◆ Извлечённый текст ◆
Потом я с этим Макаренко поближе познакомился, оказалось, безобиднейший человек, ярый украинец, идеалист, чахоточный, еле дышащий на ладан, бросил какую-то выгодную службу и пошел в солдаты за пять рублей в месяц, когда узнал, что разрешено украинизировать, кажется, 10-й корпус или какие-то в нем части. Как выяснилось, эти господа были посланы тоже каким-то комитетом для того, чтобы предложить мне принять высшее командование над всеми украинскими частями, формирующимися на фронте, и идти с этими частями отстаивать Киев.
Я наотрез отказался и поехал к главнокомандующему просить его принять меры к тому, чтобы прекратить эту вакханалию, которая происходила у меня в корпусе из-за присылки ко мне Петлюрой всяких агитаторов, убеждавших идти в Киев, а не на фронт. В тот момент, когда я садился в автомобиль, приехала еще с таким же предложением депутация от Богдановского полка. Всем я им ответил, что предварительно должен получить приказание от главнокомандующего, а тогда уж посмотрим.
Это было 2 ноября. Главнокомандующий, тонкий, видно, политик, не желавший ссориться с Радой, предложил мне поехать сговариваться с Петлюрой.

◆ Поставленная задача A ◆
Согласуются ли с текстом три утверждения: (i) Макаренко оставил выгодную службу и пошел в солдаты за пять рублей в месяц; (ii) рассказчик согласился принять командование над украинскими частями; (iii) главнокомандующий предложил рассказчику поехать сговариваться с Петлюрой? На каждое ответьте «да» или «нет» и дословно приведите решающие слова текста.

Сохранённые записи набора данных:

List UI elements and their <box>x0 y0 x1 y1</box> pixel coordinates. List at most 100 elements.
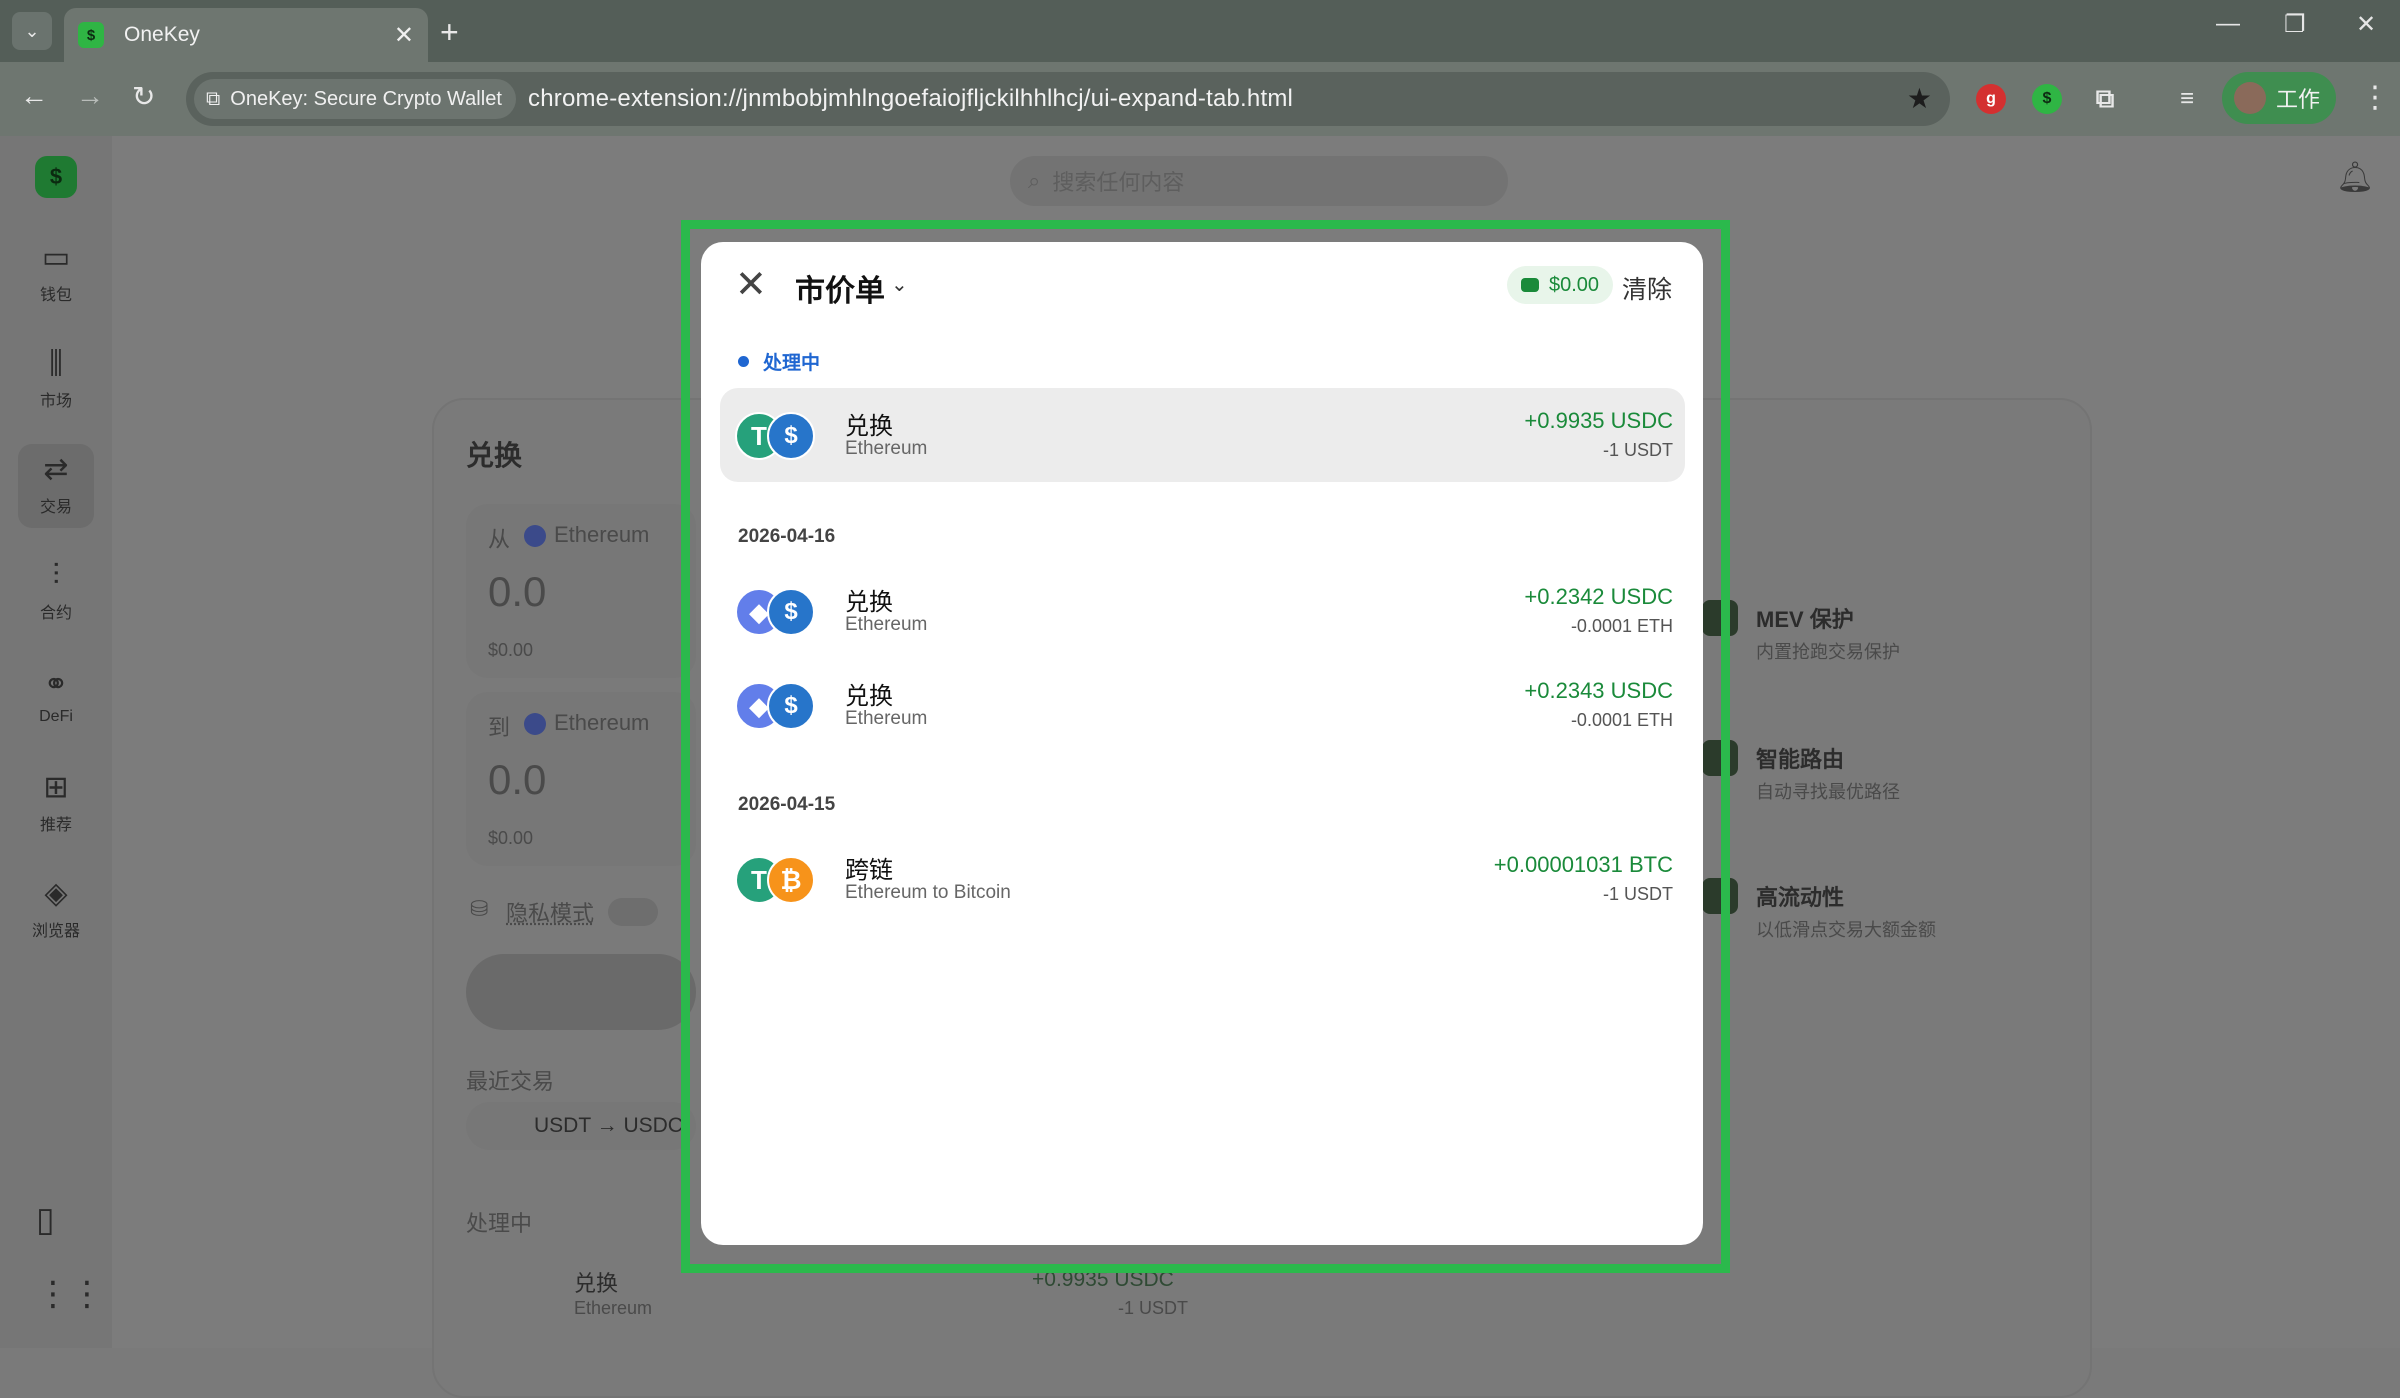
profile-button[interactable]: 工作 <box>2222 72 2336 124</box>
processing-section-label: 处理中 <box>738 348 820 375</box>
defi-icon: ⚭ <box>43 668 69 701</box>
sidebar-item-trade[interactable]: ⇄ 交易 <box>18 444 94 528</box>
gift-icon: ⊞ <box>43 771 69 804</box>
to-value: $0.00 <box>488 828 534 848</box>
restore-icon[interactable]: ❐ <box>2284 10 2306 39</box>
site-chip-label: OneKey: Secure Crypto Wallet <box>230 87 502 110</box>
device-icon[interactable]: ▯ <box>36 1200 55 1240</box>
tx-amount-in: +0.00001031 BTC <box>1493 852 1673 877</box>
ethereum-icon <box>524 525 546 548</box>
processing-dot-icon <box>738 356 749 367</box>
tx-row[interactable]: T ₿ 跨链 Ethereum to Bitcoin +0.00001031 B… <box>720 832 1685 926</box>
sidebar: $ ▭ 钱包 ⫼ 市场 ⇄ 交易 ⫶ 合约 ⚭ DeFi ⊞ 推荐 ◈ 浏览器 <box>0 136 112 1348</box>
swap-title: 兑换 <box>466 440 523 471</box>
onekey-logo[interactable]: $ <box>35 156 77 198</box>
gas-icon <box>1521 278 1539 292</box>
bg-tx-network: Ethereum <box>574 1298 653 1318</box>
usdc-token-icon: $ <box>767 412 815 460</box>
chevron-down-icon: ⌄ <box>24 20 40 41</box>
date-header: 2026-04-15 <box>738 794 836 815</box>
extensions-puzzle-icon[interactable]: ⧉ <box>2090 83 2120 114</box>
sidebar-item-browser[interactable]: ◈ 浏览器 <box>18 868 94 952</box>
feature-mev-desc: 内置抢跑交易保护 <box>1756 642 1900 662</box>
close-icon[interactable]: ✕ <box>735 266 767 304</box>
back-icon[interactable]: ← <box>20 80 48 112</box>
tx-row[interactable]: ◆ $ 兑换 Ethereum +0.2343 USDC -0.0001 ETH <box>720 658 1685 752</box>
media-control-icon[interactable]: ≡ <box>2172 84 2202 114</box>
tx-title: 兑换 <box>845 413 893 440</box>
sidebar-item-referral[interactable]: ⊞ 推荐 <box>18 762 94 846</box>
sidebar-item-wallet[interactable]: ▭ 钱包 <box>18 232 94 316</box>
btc-token-icon: ₿ <box>767 856 815 904</box>
sidebar-item-perps[interactable]: ⫶ 合约 <box>18 550 94 634</box>
tx-amount-in: +0.2342 USDC <box>1524 584 1673 609</box>
usdc-token-icon: $ <box>767 588 815 636</box>
from-label: 从 <box>488 527 511 552</box>
to-amount[interactable]: 0.0 <box>488 756 546 804</box>
address-bar[interactable]: ⧉ OneKey: Secure Crypto Wallet chrome-ex… <box>186 72 1950 126</box>
tx-network: Ethereum <box>845 614 928 635</box>
tx-amount-out: -0.0001 ETH <box>1570 710 1673 730</box>
new-tab-button[interactable]: + <box>440 14 459 51</box>
onekey-extension-icon[interactable]: $ <box>2032 84 2062 114</box>
tx-network: Ethereum <box>845 708 928 729</box>
tx-row[interactable]: ◆ $ 兑换 Ethereum +0.2342 USDC -0.0001 ETH <box>720 564 1685 658</box>
extension-icon: ⧉ <box>206 87 221 110</box>
usdc-token-icon: $ <box>767 682 815 730</box>
global-search[interactable]: ⌕ 搜索任何内容 <box>1010 156 1508 206</box>
browser-tab[interactable]: $ OneKey ✕ <box>64 8 428 62</box>
gas-fee-badge: $0.00 <box>1507 266 1614 304</box>
recent-label: 最近交易 <box>466 1069 555 1094</box>
feature-liquidity-desc: 以低滑点交易大额金额 <box>1756 920 1936 940</box>
reload-icon[interactable]: ↻ <box>132 80 155 113</box>
gas-value: $0.00 <box>1549 273 1600 296</box>
swap-icon: ⇄ <box>43 453 69 486</box>
chevron-down-icon[interactable]: ⌄ <box>891 272 908 297</box>
sidebar-item-market[interactable]: ⫼ 市场 <box>18 338 94 422</box>
tx-amount-out: -1 USDT <box>1602 440 1673 460</box>
to-label: 到 <box>488 715 511 740</box>
bg-tx-title: 兑换 <box>574 1271 619 1296</box>
feature-mev-title: MEV 保护 <box>1756 607 1854 632</box>
ethereum-icon <box>524 713 546 736</box>
swap-action-button[interactable] <box>466 954 696 1030</box>
tx-amount-in: +0.2343 USDC <box>1524 678 1673 703</box>
tx-amount-in: +0.9935 USDC <box>1524 408 1673 433</box>
clear-button[interactable]: 清除 <box>1622 270 1672 306</box>
apps-grid-icon[interactable]: ⋮⋮ <box>36 1274 104 1314</box>
bookmark-star-icon[interactable]: ★ <box>1907 82 1932 115</box>
site-info-chip[interactable]: ⧉ OneKey: Secure Crypto Wallet <box>194 79 516 119</box>
bell-icon[interactable]: 🔔︎ <box>2336 160 2374 195</box>
browser-menu-icon[interactable]: ⋮ <box>2360 80 2390 115</box>
url-text[interactable]: chrome-extension://jnmbobjmhlngoefaiojfl… <box>528 85 1293 113</box>
privacy-toggle[interactable] <box>608 898 658 926</box>
forward-icon[interactable]: → <box>76 80 104 112</box>
tx-title: 兑换 <box>845 683 893 710</box>
tx-row-processing[interactable]: T $ 兑换 Ethereum +0.9935 USDC -1 USDT <box>720 388 1685 482</box>
wallet-icon: ▭ <box>41 241 71 274</box>
search-icon: ⌕ <box>1028 168 1041 193</box>
onekey-favicon-icon: $ <box>78 22 104 48</box>
tx-network: Ethereum to Bitcoin <box>845 882 1011 903</box>
sidebar-item-defi[interactable]: ⚭ DeFi <box>18 656 94 740</box>
tx-amount-out: -0.0001 ETH <box>1570 616 1673 636</box>
tab-close-icon[interactable]: ✕ <box>394 21 414 50</box>
bg-tx-amount-out: -1 USDT <box>1118 1298 1189 1318</box>
avatar <box>2234 82 2266 114</box>
tab-search-button[interactable]: ⌄ <box>12 12 52 50</box>
modal-title[interactable]: 市价单 <box>795 266 885 310</box>
profile-label: 工作 <box>2276 87 2321 112</box>
to-chain[interactable]: Ethereum <box>524 710 649 736</box>
browser-tab-strip: ⌄ $ OneKey ✕ + — ❐ ✕ <box>0 0 2400 62</box>
red-extension-icon[interactable]: g <box>1976 84 2006 114</box>
from-chain[interactable]: Ethereum <box>524 522 649 548</box>
from-amount[interactable]: 0.0 <box>488 568 546 616</box>
privacy-icon: ⛁ <box>470 896 489 921</box>
market-icon: ⫼ <box>49 347 63 380</box>
window-close-icon[interactable]: ✕ <box>2356 10 2376 39</box>
from-value: $0.00 <box>488 640 534 660</box>
tx-title: 跨链 <box>845 857 893 884</box>
minimize-icon[interactable]: — <box>2216 10 2240 38</box>
compass-icon: ◈ <box>44 877 68 910</box>
search-placeholder: 搜索任何内容 <box>1052 170 1185 195</box>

◆ Поставленная задача B ◆
Процитируйте без изменений участок строк от строки, содержащей «profile-button[interactable]: 工作 <box>2222», до строки, содержащей «gift-icon: ⊞ <box>43 771 69 804</box>», включая обе.

◆ Полный ответ A ◆
(i) Да: «бросил какую-то выгодную службу и пошел в солдаты за пять рублей в месяц».
(ii) Нет: «Я наотрез отказался».
(iii) Да: «предложил мне поехать сговариваться с Петлюрой».

◆ Полный ответ B ◆
profile-button[interactable]: 工作 <box>2222 72 2336 124</box>
processing-section-label: 处理中 <box>738 348 820 375</box>
defi-icon: ⚭ <box>43 668 69 701</box>
sidebar-item-trade[interactable]: ⇄ 交易 <box>18 444 94 528</box>
gift-icon: ⊞ <box>43 771 69 804</box>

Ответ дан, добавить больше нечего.